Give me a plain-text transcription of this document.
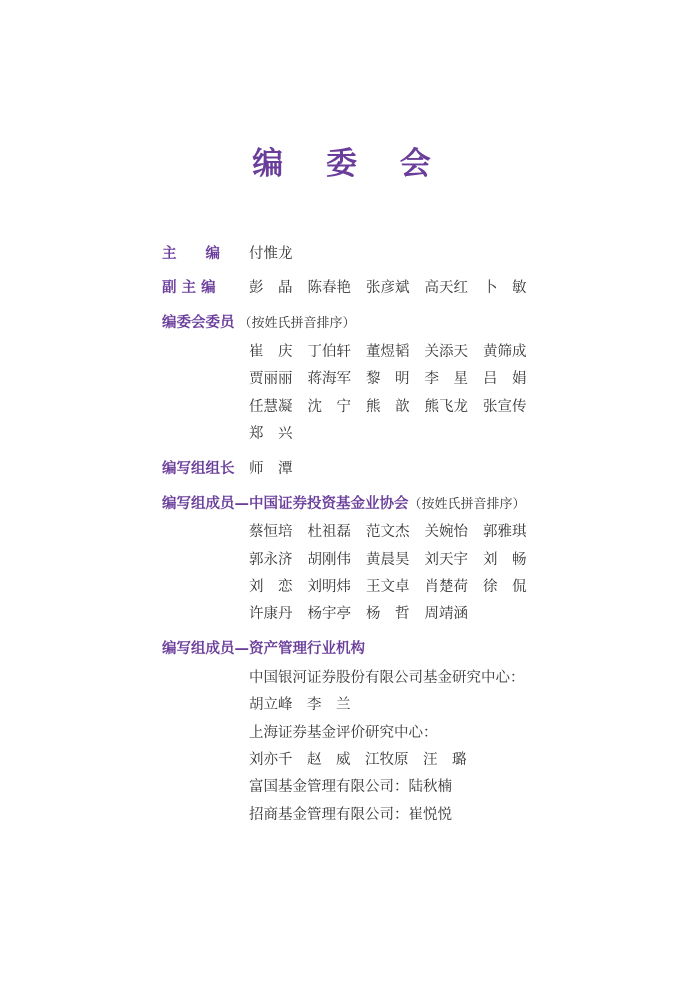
编 委 会
主　　编 付惟龙
副 主 编 彭　晶 陈春艳 张彦斌 高天红 卜　敏
编委会委员 （按姓氏拼音排序）
崔　庆 丁伯轩 董煜韬 关添天 黄筛成
贾丽丽 蒋海军 黎　明 李　星 吕　娟
任慧凝 沈　宁 熊　歆 熊飞龙 张宣传
郑　兴
编写组组长 师　潭
编写组成员—中国证券投资基金业协会（按姓氏拼音排序）
蔡恒培 杜祖磊 范文杰 关婉怡 郭雅琪
郭永济 胡刚伟 黄晨昊 刘天宇 刘　畅
刘　恋 刘明炜 王文卓 肖楚荷 徐　侃
许康丹 杨宇亭 杨　哲 周靖涵
编写组成员—资产管理行业机构
中国银河证券股份有限公司基金研究中心：
胡立峰　李　兰
上海证券基金评价研究中心：
刘亦千　赵　威　江牧原　汪　璐
富国基金管理有限公司：陆秋楠
招商基金管理有限公司：崔悦悦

--

DIRECTIVE: Using the listing above, pull out all lines that hold the word "编写组成员".

RESPONSE TO THIS TASK:
编写组成员—中国证券投资基金业协会（按姓氏拼音排序）
编写组成员—资产管理行业机构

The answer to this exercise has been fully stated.